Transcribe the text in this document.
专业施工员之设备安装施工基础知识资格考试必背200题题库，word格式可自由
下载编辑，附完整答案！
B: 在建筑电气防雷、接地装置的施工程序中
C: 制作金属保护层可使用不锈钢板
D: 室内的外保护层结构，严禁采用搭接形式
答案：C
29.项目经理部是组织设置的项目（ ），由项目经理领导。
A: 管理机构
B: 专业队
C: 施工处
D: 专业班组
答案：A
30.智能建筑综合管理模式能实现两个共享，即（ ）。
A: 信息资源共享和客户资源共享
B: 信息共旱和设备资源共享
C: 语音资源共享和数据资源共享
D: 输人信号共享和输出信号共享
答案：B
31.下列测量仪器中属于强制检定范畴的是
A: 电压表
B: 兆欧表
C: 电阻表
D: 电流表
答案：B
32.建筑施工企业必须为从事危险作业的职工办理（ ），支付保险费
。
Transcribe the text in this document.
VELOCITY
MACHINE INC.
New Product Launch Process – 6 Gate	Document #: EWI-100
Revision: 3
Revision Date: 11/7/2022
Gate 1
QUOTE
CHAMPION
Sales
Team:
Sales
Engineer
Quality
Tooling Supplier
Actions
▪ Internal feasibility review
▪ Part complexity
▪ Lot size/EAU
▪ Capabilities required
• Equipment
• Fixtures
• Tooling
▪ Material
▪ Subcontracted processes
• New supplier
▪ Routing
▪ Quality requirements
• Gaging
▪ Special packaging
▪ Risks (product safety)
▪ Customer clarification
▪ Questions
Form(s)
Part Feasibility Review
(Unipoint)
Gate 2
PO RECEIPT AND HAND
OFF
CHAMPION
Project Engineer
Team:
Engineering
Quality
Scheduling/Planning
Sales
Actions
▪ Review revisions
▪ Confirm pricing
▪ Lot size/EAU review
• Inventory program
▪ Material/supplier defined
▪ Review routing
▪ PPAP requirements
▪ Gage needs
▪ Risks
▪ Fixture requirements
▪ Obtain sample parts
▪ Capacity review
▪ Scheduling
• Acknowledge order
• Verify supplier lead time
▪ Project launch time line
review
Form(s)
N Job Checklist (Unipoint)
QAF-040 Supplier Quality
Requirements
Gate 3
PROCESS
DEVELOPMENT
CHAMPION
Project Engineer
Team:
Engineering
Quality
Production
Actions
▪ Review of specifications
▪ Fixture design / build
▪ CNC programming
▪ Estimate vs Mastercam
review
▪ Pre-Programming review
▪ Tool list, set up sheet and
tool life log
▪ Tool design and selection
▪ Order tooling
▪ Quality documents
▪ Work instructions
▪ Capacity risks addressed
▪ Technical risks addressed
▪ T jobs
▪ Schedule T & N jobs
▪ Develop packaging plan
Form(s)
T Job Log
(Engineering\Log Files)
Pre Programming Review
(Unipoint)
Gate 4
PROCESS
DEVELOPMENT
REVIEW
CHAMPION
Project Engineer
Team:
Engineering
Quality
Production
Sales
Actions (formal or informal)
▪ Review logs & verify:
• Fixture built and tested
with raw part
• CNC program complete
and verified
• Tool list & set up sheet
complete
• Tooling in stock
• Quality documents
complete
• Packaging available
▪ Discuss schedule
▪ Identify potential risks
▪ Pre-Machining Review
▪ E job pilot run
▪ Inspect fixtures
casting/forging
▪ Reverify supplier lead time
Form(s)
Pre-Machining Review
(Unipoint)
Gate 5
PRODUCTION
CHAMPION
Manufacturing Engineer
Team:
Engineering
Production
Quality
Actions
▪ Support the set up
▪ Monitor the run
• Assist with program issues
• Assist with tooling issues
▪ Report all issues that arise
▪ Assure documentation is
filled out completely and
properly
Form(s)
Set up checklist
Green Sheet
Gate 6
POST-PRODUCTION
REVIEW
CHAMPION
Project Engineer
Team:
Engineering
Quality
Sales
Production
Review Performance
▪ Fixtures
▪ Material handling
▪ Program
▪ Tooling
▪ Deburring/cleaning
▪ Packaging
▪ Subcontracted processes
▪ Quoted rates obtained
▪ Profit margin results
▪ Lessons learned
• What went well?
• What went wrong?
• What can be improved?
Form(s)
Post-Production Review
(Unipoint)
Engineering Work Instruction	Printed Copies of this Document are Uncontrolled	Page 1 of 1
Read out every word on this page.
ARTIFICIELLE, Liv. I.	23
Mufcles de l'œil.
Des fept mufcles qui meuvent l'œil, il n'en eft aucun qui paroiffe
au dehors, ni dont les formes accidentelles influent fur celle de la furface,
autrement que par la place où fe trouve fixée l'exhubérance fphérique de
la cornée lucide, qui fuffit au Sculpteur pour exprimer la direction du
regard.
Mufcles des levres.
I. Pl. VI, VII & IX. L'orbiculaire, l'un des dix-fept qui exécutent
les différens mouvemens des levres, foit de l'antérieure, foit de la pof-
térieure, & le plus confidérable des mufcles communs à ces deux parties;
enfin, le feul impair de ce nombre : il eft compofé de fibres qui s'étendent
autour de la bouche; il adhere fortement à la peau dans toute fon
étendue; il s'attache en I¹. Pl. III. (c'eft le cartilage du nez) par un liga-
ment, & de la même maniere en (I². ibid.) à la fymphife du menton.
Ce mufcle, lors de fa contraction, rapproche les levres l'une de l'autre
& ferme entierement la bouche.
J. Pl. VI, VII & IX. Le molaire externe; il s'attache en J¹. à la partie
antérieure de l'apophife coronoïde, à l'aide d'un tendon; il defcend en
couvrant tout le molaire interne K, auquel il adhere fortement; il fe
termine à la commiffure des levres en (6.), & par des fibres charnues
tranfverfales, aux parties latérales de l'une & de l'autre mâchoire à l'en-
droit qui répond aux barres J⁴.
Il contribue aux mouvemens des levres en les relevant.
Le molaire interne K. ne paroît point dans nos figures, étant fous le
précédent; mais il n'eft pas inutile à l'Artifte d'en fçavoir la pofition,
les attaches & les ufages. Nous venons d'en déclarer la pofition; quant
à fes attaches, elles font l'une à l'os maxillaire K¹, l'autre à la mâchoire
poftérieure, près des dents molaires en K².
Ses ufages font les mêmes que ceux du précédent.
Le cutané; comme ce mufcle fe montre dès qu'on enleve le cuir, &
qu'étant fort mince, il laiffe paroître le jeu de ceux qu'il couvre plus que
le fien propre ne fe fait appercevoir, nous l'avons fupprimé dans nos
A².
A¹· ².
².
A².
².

__What the task asks__.
Scan the lines for the string "with". Pick out every line that has it.

__Response below__.
with raw part
• Assist with program issues
• Assist with tooling issues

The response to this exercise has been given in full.